[STATED PROBLEM] Pick out each line in these entries that contains the string "content".
=====
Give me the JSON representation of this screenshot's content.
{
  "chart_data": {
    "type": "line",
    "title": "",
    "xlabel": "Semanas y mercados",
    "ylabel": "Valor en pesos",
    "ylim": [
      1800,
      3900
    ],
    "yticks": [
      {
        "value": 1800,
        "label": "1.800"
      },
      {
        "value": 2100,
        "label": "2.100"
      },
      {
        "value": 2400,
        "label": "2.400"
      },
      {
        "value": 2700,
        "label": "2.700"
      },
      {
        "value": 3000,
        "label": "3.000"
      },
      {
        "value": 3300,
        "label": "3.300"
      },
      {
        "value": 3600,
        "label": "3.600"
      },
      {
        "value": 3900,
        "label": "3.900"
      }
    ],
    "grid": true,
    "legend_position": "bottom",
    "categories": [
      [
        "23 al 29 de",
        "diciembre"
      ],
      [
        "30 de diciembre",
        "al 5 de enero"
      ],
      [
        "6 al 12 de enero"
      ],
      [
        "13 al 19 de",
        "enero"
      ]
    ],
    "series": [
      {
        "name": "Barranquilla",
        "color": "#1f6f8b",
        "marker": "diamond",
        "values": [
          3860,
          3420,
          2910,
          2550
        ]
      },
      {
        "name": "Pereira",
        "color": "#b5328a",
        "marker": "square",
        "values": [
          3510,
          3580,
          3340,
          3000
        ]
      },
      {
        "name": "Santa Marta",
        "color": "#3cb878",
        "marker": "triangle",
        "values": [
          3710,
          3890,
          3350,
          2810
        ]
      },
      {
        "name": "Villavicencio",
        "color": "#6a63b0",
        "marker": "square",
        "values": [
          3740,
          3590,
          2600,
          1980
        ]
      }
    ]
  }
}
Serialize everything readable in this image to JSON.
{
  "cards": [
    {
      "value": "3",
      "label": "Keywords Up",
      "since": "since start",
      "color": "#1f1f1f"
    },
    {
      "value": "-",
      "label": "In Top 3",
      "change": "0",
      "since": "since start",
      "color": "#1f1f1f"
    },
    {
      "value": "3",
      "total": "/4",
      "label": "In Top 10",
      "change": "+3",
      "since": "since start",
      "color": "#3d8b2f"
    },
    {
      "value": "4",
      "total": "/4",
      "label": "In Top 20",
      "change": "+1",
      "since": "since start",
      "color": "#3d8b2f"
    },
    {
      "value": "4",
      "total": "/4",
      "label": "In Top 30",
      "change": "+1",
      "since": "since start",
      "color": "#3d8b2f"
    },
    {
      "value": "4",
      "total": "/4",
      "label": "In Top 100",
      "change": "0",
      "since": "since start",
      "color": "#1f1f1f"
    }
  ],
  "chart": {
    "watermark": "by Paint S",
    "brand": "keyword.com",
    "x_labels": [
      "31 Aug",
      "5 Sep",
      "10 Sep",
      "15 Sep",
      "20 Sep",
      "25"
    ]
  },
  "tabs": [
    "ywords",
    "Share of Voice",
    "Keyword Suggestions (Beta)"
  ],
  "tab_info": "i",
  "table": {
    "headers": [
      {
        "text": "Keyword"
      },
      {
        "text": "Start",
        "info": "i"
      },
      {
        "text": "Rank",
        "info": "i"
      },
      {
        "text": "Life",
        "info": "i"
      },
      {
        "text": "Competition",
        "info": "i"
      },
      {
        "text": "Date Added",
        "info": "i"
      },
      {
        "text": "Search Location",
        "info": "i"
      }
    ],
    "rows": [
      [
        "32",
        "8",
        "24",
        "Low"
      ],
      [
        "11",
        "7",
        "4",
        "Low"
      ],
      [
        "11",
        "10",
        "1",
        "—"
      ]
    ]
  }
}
=====
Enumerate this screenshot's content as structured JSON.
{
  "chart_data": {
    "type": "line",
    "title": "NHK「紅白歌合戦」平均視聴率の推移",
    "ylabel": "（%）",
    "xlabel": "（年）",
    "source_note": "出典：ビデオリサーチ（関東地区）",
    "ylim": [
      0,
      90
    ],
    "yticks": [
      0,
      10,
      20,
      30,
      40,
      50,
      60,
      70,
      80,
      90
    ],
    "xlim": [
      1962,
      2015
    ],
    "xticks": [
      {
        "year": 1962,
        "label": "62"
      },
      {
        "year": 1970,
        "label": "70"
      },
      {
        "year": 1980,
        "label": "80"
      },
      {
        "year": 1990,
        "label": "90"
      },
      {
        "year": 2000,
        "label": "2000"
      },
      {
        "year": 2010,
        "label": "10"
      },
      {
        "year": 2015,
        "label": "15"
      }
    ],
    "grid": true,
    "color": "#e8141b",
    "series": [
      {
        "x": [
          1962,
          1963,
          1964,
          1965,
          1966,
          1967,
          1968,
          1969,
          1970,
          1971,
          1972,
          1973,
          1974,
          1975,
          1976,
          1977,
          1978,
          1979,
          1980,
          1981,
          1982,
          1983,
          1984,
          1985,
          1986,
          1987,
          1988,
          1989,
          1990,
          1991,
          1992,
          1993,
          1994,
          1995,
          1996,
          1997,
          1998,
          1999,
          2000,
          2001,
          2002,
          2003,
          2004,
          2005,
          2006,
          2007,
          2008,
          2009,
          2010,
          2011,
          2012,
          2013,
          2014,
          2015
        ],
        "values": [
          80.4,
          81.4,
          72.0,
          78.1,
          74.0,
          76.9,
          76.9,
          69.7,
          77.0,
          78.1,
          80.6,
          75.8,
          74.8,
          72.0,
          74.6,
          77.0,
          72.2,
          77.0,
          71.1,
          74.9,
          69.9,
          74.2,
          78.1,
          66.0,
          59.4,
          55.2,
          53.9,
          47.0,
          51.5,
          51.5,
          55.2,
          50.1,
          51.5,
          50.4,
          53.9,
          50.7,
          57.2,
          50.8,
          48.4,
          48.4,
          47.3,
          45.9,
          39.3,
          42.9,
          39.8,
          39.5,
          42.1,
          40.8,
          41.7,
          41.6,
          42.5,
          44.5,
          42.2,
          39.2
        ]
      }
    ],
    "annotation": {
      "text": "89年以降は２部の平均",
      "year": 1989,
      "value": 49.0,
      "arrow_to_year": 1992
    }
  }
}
=====
[RESULT OF THIS EXERCISE]
Give me the JSON representation of this screenshot's content.
Enumerate this screenshot's content as structured JSON.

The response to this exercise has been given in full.